Exercise prompt:
Please transcribe the data that follows without the pictures, keeping every word the same.

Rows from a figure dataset
■ ■ ■ ■ ■
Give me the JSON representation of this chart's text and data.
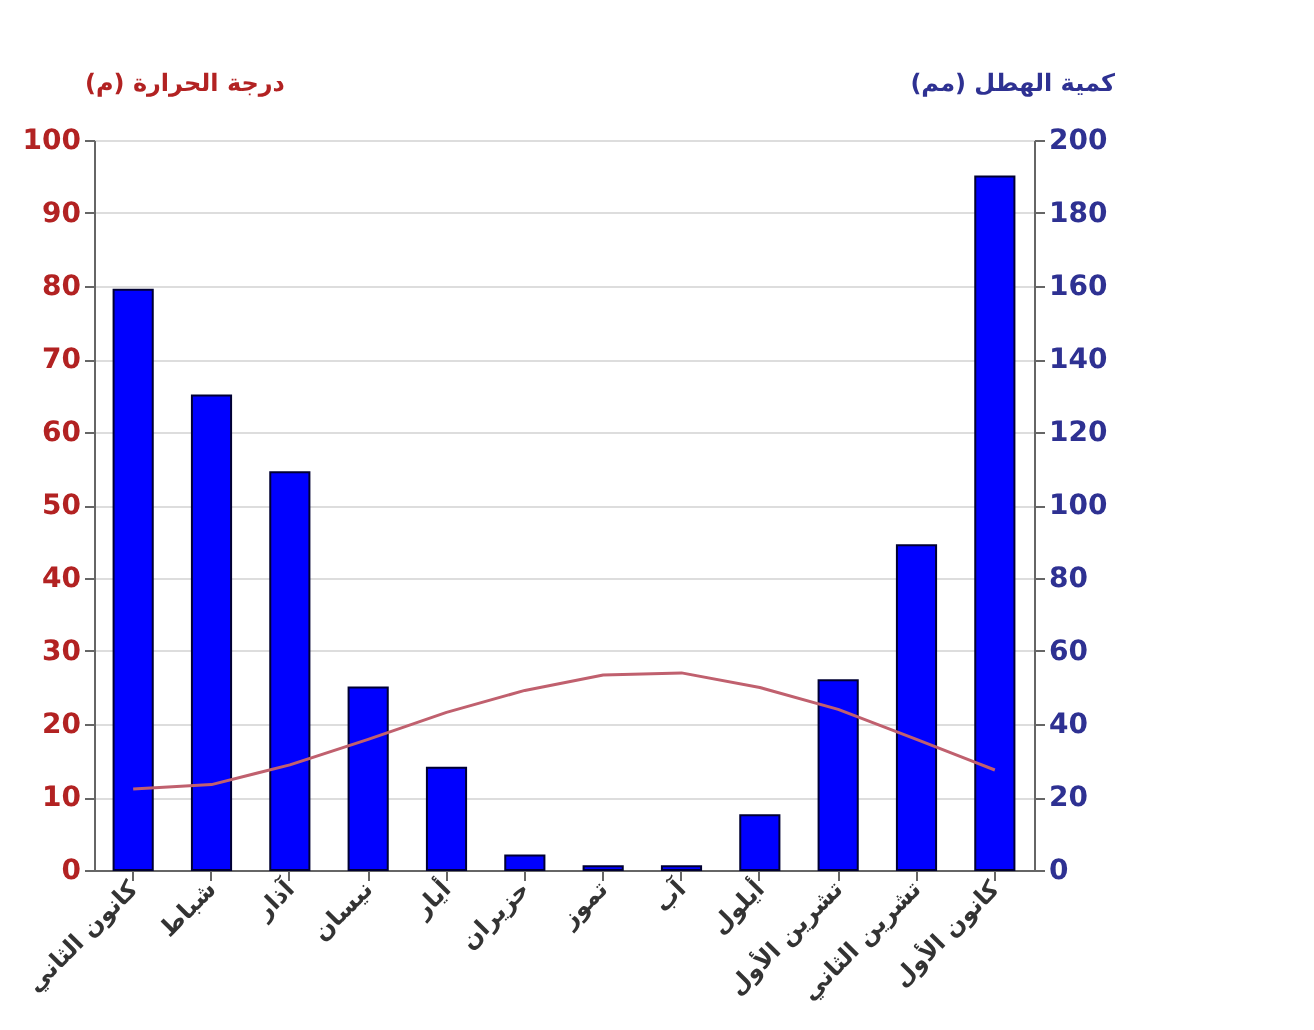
{
  "chart_data": {
    "type": "bar",
    "categories": [
      "كانون الثاني",
      "شباط",
      "آذار",
      "نيسان",
      "أيار",
      "حزيران",
      "تموز",
      "آب",
      "أيلول",
      "تشرين الأول",
      "تشرين الثاني",
      "كانون الأول"
    ],
    "ylabel": "درجة الحرارة (م)",
    "y2label": "كمية الهطل (مم)",
    "series": [
      {
        "axis": "y2",
        "color": "#0000ff",
        "values": [
          159,
          130,
          109,
          50,
          28,
          4,
          1,
          1,
          15,
          52,
          89,
          190
        ]
      },
      {
        "type": "line",
        "axis": "y",
        "color": "#c0606e",
        "values": [
          11.1,
          11.7,
          14.4,
          17.9,
          21.6,
          24.6,
          26.7,
          27,
          25,
          22,
          17.9,
          13.7
        ]
      }
    ],
    "ylim": [
      0,
      100
    ],
    "yticks": [
      0,
      10,
      20,
      30,
      40,
      50,
      60,
      70,
      80,
      90,
      100
    ],
    "y2lim": [
      0,
      200
    ],
    "y2ticks": [
      0,
      20,
      40,
      60,
      80,
      100,
      120,
      140,
      160,
      180,
      200
    ],
    "grid": "y",
    "marker": "none",
    "line_style": "solid"
  }
}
■ ■ ■ ■ ■
Answer for the task:
Give me the JSON representation of this chart's text and data.
{
  "chart_data": {
    "type": "bar",
    "categories": [
      "كانون الثاني",
      "شباط",
      "آذار",
      "نيسان",
      "أيار",
      "حزيران",
      "تموز",
      "آب",
      "أيلول",
      "تشرين الأول",
      "تشرين الثاني",
      "كانون الأول"
    ],
    "ylabel": "درجة الحرارة (م)",
    "y2label": "كمية الهطل (مم)",
    "series": [
      {
        "axis": "y2",
        "color": "#0000ff",
        "values": [
          159,
          130,
          109,
          50,
          28,
          4,
          1,
          1,
          15,
          52,
          89,
          190
        ]
      },
      {
        "type": "line",
        "axis": "y",
        "color": "#c0606e",
        "values": [
          11.1,
          11.7,
          14.4,
          17.9,
          21.6,
          24.6,
          26.7,
          27,
          25,
          22,
          17.9,
          13.7
        ]
      }
    ],
    "ylim": [
      0,
      100
    ],
    "yticks": [
      0,
      10,
      20,
      30,
      40,
      50,
      60,
      70,
      80,
      90,
      100
    ],
    "y2lim": [
      0,
      200
    ],
    "y2ticks": [
      0,
      20,
      40,
      60,
      80,
      100,
      120,
      140,
      160,
      180,
      200
    ],
    "grid": "y",
    "marker": "none",
    "line_style": "solid"
  }
}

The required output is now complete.